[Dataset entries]
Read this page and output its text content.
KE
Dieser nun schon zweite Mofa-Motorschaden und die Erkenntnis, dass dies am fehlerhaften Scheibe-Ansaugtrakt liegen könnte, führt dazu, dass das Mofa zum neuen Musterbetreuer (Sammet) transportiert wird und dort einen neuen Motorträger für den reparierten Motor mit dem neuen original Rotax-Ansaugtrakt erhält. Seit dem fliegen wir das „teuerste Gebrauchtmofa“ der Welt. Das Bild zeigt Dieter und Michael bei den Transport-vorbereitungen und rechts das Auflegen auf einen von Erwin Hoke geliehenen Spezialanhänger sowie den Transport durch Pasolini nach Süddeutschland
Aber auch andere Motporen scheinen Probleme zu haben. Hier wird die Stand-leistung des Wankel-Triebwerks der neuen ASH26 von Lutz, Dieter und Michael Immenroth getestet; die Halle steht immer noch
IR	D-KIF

INSTRUCTIONS TO FOLLOW: Each record above should be output again exactly.

WORKED ANSWER:
Read this page and output its text content.
KE
Dieser nun schon zweite Mofa-Motorschaden und die Erkenntnis, dass dies am fehlerhaften Scheibe-Ansaugtrakt liegen könnte, führt dazu, dass das Mofa zum neuen Musterbetreuer (Sammet) transportiert wird und dort einen neuen Motorträger für den reparierten Motor mit dem neuen original Rotax-Ansaugtrakt erhält. Seit dem fliegen wir das „teuerste Gebrauchtmofa“ der Welt. Das Bild zeigt Dieter und Michael bei den Transport-vorbereitungen und rechts das Auflegen auf einen von Erwin Hoke geliehenen Spezialanhänger sowie den Transport durch Pasolini nach Süddeutschland
Aber auch andere Motporen scheinen Probleme zu haben. Hier wird die Stand-leistung des Wankel-Triebwerks der neuen ASH26 von Lutz, Dieter und Michael Immenroth getestet; die Halle steht immer noch
IR	D-KIF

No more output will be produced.